> **MATERIAL PROVIDED**
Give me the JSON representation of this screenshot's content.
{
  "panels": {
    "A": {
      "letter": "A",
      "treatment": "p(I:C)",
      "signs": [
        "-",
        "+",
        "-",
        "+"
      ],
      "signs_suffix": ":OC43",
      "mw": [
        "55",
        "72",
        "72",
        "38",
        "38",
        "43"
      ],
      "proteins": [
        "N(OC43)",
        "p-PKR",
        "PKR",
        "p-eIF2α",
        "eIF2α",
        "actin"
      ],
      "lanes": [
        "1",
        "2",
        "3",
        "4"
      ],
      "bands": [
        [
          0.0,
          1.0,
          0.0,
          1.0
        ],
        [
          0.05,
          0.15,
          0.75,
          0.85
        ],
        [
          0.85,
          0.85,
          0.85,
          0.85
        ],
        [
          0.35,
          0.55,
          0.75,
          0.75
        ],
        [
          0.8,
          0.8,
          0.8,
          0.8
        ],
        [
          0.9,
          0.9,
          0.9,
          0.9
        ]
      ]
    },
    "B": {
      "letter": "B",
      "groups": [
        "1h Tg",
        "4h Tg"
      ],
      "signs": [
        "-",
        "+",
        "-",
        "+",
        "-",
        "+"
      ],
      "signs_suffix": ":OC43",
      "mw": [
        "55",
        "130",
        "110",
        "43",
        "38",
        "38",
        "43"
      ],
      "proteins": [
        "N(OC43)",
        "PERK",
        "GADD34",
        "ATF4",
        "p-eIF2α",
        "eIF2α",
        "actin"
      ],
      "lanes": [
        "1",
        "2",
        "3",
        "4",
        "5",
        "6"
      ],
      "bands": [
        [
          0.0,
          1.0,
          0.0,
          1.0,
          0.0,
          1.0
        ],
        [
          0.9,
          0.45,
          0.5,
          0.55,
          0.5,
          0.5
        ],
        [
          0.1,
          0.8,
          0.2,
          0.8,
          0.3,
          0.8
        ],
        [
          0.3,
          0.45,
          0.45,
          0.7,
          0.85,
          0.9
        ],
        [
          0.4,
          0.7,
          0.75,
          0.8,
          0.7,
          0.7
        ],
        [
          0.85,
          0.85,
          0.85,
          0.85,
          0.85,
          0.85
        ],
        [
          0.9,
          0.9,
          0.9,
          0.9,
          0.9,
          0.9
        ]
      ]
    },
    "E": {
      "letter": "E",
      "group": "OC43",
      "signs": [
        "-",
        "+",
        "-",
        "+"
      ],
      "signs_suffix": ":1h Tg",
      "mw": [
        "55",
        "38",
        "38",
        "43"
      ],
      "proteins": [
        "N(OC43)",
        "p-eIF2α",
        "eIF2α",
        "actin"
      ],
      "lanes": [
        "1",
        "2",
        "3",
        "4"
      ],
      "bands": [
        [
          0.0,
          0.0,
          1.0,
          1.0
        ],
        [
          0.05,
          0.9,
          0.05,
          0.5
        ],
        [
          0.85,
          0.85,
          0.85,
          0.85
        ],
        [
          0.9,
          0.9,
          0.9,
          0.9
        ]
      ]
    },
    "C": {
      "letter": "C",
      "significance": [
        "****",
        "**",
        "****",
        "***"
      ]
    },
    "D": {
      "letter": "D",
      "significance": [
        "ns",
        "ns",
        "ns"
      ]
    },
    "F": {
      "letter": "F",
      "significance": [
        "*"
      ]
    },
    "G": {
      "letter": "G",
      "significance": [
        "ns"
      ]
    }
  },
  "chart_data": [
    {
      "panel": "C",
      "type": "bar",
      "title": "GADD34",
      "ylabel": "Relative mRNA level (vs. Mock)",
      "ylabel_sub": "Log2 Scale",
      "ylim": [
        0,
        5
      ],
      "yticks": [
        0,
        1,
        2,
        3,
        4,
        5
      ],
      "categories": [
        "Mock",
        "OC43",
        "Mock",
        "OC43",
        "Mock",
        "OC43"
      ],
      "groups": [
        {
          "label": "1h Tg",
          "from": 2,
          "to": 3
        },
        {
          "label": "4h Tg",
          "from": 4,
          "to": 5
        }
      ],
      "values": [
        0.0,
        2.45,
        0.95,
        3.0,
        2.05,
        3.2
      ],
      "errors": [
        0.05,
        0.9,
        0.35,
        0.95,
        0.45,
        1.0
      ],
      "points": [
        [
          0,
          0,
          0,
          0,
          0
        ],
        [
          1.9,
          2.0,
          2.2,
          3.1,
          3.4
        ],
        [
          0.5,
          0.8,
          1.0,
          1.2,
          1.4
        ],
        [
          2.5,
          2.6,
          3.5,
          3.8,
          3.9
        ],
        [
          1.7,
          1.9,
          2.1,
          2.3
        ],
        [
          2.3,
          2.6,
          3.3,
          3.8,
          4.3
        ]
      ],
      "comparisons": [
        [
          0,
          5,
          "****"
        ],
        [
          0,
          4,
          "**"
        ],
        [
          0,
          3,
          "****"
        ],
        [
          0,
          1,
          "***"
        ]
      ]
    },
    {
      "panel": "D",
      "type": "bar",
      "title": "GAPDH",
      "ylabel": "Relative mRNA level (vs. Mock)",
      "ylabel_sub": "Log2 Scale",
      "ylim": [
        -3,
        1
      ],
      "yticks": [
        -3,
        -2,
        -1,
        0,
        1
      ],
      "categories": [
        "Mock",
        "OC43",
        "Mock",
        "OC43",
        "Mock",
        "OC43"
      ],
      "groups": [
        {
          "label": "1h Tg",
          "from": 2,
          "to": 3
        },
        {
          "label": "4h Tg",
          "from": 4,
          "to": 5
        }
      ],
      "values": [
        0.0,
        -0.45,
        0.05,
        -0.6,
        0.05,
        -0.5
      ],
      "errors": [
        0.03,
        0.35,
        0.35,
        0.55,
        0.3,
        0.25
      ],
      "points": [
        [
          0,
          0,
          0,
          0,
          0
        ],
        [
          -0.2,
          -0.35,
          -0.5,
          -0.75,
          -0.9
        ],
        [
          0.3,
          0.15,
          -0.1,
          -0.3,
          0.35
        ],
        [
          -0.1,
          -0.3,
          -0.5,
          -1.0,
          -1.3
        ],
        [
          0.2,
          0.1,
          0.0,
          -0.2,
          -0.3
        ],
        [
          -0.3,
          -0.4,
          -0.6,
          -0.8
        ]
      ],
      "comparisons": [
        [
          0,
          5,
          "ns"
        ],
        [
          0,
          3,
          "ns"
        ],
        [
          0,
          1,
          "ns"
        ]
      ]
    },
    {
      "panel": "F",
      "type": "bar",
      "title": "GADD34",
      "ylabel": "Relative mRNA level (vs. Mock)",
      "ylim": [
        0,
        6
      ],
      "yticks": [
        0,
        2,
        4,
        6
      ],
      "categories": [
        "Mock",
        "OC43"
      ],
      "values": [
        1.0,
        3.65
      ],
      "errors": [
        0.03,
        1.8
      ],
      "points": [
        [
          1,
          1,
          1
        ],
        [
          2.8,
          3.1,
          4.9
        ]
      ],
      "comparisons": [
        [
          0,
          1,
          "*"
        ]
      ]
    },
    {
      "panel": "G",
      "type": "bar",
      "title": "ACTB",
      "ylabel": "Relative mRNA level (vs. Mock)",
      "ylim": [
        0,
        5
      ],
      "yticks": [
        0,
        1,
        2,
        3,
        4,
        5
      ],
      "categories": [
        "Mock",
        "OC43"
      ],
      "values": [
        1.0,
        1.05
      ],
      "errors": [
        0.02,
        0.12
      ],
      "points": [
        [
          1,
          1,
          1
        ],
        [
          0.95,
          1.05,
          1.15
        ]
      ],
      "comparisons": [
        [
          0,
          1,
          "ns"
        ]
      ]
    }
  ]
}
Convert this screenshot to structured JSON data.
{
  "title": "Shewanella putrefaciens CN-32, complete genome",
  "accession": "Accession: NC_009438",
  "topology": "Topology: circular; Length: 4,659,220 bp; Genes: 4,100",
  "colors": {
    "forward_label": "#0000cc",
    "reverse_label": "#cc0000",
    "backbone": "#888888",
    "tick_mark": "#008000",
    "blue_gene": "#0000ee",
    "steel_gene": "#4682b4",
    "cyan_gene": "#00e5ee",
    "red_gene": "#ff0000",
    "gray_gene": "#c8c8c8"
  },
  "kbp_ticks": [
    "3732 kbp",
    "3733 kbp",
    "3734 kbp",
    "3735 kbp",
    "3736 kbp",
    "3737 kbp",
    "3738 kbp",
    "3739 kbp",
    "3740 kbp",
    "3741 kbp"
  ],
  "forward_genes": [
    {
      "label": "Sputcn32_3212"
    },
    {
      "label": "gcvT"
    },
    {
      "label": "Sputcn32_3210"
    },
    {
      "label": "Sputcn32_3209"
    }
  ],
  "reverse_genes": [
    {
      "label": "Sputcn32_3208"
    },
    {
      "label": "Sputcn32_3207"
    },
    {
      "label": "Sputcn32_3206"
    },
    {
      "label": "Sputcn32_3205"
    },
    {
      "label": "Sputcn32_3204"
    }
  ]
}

> **WHAT THE TASK ASKS**
The line containing "Convert this screenshot" begins the span, and the last line of the records above ends it. Return that span exactly, and nothing outside it.

> **ANSWER FOR THIS EXERCISE**
Convert this screenshot to structured JSON data.
{
  "title": "Shewanella putrefaciens CN-32, complete genome",
  "accession": "Accession: NC_009438",
  "topology": "Topology: circular; Length: 4,659,220 bp; Genes: 4,100",
  "colors": {
    "forward_label": "#0000cc",
    "reverse_label": "#cc0000",
    "backbone": "#888888",
    "tick_mark": "#008000",
    "blue_gene": "#0000ee",
    "steel_gene": "#4682b4",
    "cyan_gene": "#00e5ee",
    "red_gene": "#ff0000",
    "gray_gene": "#c8c8c8"
  },
  "kbp_ticks": [
    "3732 kbp",
    "3733 kbp",
    "3734 kbp",
    "3735 kbp",
    "3736 kbp",
    "3737 kbp",
    "3738 kbp",
    "3739 kbp",
    "3740 kbp",
    "3741 kbp"
  ],
  "forward_genes": [
    {
      "label": "Sputcn32_3212"
    },
    {
      "label": "gcvT"
    },
    {
      "label": "Sputcn32_3210"
    },
    {
      "label": "Sputcn32_3209"
    }
  ],
  "reverse_genes": [
    {
      "label": "Sputcn32_3208"
    },
    {
      "label": "Sputcn32_3207"
    },
    {
      "label": "Sputcn32_3206"
    },
    {
      "label": "Sputcn32_3205"
    },
    {
      "label": "Sputcn32_3204"
    }
  ]
}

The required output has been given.